What is asked: Revise the data from its first line through the line containing "- temp-marker[interactable]: [223, 235, 233, 245]", inclusive, and reproduce that span with every instance of "temp-marker" changed to "temperature-marker" and everything else left unaltered.

Records:
------------------------------------------------

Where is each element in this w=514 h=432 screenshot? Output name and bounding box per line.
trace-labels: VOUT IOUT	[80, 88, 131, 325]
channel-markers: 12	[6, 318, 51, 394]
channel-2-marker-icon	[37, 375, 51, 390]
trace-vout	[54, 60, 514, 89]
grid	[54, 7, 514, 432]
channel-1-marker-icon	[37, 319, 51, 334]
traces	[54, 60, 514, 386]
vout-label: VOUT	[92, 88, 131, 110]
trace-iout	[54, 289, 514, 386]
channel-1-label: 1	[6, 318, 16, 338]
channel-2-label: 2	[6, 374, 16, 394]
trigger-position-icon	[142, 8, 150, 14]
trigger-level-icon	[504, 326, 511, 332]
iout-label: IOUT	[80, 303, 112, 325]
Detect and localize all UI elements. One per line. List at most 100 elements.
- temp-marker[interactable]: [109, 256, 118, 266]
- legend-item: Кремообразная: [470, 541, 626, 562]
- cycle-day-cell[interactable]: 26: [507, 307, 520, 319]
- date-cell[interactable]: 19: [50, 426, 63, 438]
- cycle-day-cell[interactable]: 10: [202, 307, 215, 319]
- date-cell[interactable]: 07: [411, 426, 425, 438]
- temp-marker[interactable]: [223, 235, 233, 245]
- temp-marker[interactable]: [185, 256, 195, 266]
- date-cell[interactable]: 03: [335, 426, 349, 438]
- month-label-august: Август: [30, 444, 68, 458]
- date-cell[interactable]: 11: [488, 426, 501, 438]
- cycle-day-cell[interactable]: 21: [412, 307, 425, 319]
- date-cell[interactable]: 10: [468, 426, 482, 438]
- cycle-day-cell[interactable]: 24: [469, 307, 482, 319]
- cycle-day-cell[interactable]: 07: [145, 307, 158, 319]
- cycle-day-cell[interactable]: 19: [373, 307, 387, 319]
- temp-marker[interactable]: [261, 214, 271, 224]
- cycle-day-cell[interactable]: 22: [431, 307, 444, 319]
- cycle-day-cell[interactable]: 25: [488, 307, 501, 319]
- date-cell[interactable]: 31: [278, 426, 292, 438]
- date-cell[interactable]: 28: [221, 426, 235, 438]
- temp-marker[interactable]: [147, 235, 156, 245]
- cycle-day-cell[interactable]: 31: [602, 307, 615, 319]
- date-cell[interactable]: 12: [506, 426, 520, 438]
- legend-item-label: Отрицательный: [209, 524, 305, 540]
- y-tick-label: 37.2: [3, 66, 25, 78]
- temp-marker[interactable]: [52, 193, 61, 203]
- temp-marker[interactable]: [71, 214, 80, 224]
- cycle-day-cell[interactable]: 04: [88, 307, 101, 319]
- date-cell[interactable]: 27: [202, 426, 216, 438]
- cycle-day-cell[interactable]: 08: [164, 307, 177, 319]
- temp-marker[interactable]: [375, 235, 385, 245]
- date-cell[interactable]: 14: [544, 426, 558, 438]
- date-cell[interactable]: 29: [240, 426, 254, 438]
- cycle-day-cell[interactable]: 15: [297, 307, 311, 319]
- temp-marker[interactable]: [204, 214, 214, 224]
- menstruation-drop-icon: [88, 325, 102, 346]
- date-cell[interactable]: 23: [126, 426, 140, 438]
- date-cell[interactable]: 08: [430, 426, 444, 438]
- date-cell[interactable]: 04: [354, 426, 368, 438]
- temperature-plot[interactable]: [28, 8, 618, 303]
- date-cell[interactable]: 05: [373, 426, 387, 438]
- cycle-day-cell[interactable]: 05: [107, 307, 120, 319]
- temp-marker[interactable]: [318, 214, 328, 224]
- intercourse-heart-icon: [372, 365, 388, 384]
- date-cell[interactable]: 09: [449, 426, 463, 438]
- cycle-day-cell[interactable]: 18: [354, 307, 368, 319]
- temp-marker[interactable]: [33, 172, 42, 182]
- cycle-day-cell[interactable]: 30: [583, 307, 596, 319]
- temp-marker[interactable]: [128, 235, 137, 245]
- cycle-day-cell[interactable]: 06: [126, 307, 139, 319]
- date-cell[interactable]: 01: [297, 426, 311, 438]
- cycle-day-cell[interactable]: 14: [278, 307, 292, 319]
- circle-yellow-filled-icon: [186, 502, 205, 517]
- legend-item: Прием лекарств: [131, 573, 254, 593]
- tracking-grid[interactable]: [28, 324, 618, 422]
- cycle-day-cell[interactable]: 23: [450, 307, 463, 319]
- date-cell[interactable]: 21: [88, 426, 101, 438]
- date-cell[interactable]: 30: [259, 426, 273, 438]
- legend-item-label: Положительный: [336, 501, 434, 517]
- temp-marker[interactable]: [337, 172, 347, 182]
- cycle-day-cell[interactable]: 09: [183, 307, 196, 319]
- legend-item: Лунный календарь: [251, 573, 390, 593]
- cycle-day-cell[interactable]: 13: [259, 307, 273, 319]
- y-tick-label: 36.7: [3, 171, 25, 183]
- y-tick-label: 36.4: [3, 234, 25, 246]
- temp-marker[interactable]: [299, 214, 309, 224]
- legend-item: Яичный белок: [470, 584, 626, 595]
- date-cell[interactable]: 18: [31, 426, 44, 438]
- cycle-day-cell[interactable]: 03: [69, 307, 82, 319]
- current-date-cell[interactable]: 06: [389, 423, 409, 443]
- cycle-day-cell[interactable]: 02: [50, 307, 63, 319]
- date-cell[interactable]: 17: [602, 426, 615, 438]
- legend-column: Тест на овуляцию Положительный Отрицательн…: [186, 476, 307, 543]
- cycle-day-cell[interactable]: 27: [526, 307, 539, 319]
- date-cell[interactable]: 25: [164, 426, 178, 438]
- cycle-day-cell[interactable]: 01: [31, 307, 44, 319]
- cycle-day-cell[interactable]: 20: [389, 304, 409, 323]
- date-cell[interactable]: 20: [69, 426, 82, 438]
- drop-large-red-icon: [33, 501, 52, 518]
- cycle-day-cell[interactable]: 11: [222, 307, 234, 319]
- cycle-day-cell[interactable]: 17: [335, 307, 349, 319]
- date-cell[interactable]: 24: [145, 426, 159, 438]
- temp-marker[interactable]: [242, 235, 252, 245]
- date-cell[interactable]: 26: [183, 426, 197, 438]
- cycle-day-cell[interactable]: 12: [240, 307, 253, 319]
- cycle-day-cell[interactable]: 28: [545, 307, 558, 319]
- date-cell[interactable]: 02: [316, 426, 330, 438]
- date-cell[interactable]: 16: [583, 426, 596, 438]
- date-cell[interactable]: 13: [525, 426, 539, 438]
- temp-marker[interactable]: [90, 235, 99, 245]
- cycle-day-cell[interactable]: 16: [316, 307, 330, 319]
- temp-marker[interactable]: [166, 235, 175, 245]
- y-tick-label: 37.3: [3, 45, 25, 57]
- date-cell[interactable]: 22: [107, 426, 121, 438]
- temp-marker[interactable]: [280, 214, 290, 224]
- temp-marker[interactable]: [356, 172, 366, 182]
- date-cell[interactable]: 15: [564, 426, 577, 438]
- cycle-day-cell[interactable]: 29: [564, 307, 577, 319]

------------------------------------------------

Answer for this exercise:
Where is each element in this w=514 h=432 screenshot? Output name and bounding box per line.
trace-labels: VOUT IOUT	[80, 88, 131, 325]
channel-markers: 12	[6, 318, 51, 394]
channel-2-marker-icon	[37, 375, 51, 390]
trace-vout	[54, 60, 514, 89]
grid	[54, 7, 514, 432]
channel-1-marker-icon	[37, 319, 51, 334]
traces	[54, 60, 514, 386]
vout-label: VOUT	[92, 88, 131, 110]
trace-iout	[54, 289, 514, 386]
channel-1-label: 1	[6, 318, 16, 338]
channel-2-label: 2	[6, 374, 16, 394]
trigger-position-icon	[142, 8, 150, 14]
trigger-level-icon	[504, 326, 511, 332]
iout-label: IOUT	[80, 303, 112, 325]
Detect and localize all UI elements. One per line. List at most 100 elements.
- temperature-marker[interactable]: [109, 256, 118, 266]
- legend-item: Кремообразная: [470, 541, 626, 562]
- cycle-day-cell[interactable]: 26: [507, 307, 520, 319]
- date-cell[interactable]: 19: [50, 426, 63, 438]
- cycle-day-cell[interactable]: 10: [202, 307, 215, 319]
- date-cell[interactable]: 07: [411, 426, 425, 438]
- temperature-marker[interactable]: [223, 235, 233, 245]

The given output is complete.